INFORMATION GIVEN:
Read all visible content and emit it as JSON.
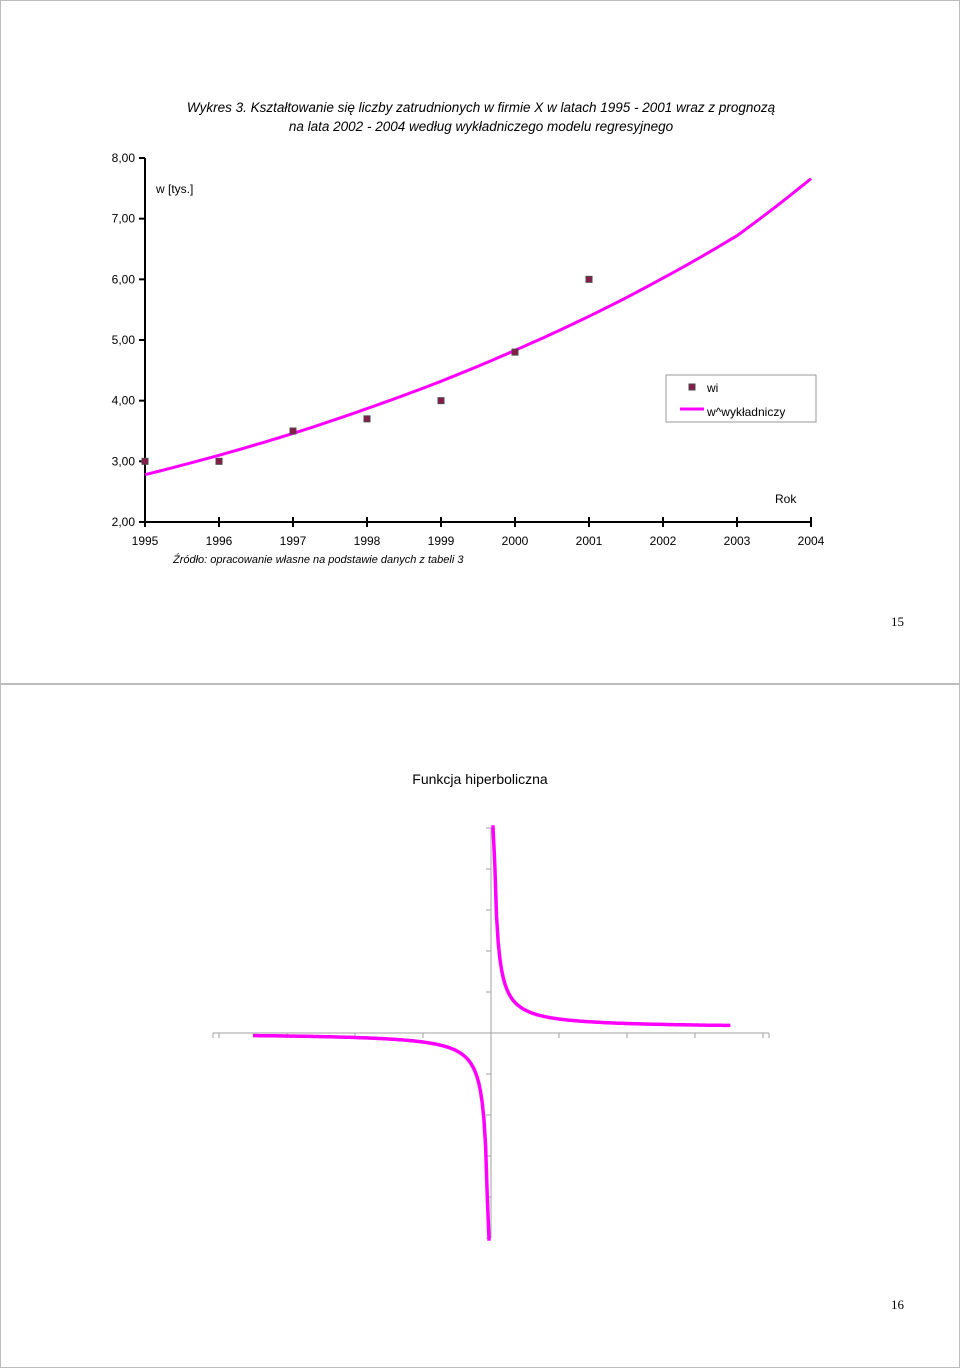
{
  "pages": [
    {
      "title_line1": "Wykres 3. Kształtowanie się liczby zatrudnionych w firmie X w latach 1995 - 2001 wraz z prognozą",
      "title_line2": "na lata 2002 - 2004 według wykładniczego modelu regresyjnego",
      "source": "Źródło: opracowanie własne na podstawie danych z tabeli 3",
      "page_number": "15"
    },
    {
      "title": "Funkcja hiperboliczna",
      "page_number": "16"
    }
  ],
  "colors": {
    "curve": "#ff00ff",
    "marker_fill": "#8b1a4a",
    "marker_border": "#4a4a4a",
    "axis": "#000000",
    "axis_gray": "#a0a0a0"
  },
  "chart_data": [
    {
      "type": "scatter",
      "title": "Wykres 3. Kształtowanie się liczby zatrudnionych w firmie X w latach 1995 - 2001 wraz z prognozą na lata 2002 - 2004 według wykładniczego modelu regresyjnego",
      "ylabel": "w [tys.]",
      "xlabel": "Rok",
      "ylim": [
        2,
        8
      ],
      "yticks": [
        "2,00",
        "3,00",
        "4,00",
        "5,00",
        "6,00",
        "7,00",
        "8,00"
      ],
      "x_categories": [
        "1995",
        "1996",
        "1997",
        "1998",
        "1999",
        "2000",
        "2001",
        "2002",
        "2003",
        "2004"
      ],
      "legend_position": "right",
      "series": [
        {
          "name": "wi",
          "kind": "markers",
          "x": [
            1995,
            1996,
            1997,
            1998,
            1999,
            2000,
            2001
          ],
          "y": [
            3.0,
            3.0,
            3.5,
            3.7,
            4.0,
            4.8,
            6.0
          ]
        },
        {
          "name": "w^wykładniczy",
          "kind": "line",
          "x": [
            1995,
            1996,
            1997,
            1998,
            1999,
            2000,
            2001,
            2002,
            2003,
            2004
          ],
          "y": [
            2.78,
            3.1,
            3.46,
            3.87,
            4.32,
            4.83,
            5.39,
            6.02,
            6.72,
            7.66
          ]
        }
      ]
    },
    {
      "type": "line",
      "title": "Funkcja hiperboliczna",
      "function": "y = a / x",
      "xlim": [
        -4,
        4
      ],
      "ylim": [
        -5,
        5
      ],
      "grid": false
    }
  ]
}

SET TASK:
Sift through the entries and copy every line with "wykładniczego".

REPLY:
      "title_line2": "na lata 2002 - 2004 według wykładniczego modelu regresyjnego",
      "title": "Wykres 3. Kształtowanie się liczby zatrudnionych w firmie X w latach 1995 - 2001 wraz z prognozą na lata 2002 - 2004 według wykładniczego modelu regresyjnego",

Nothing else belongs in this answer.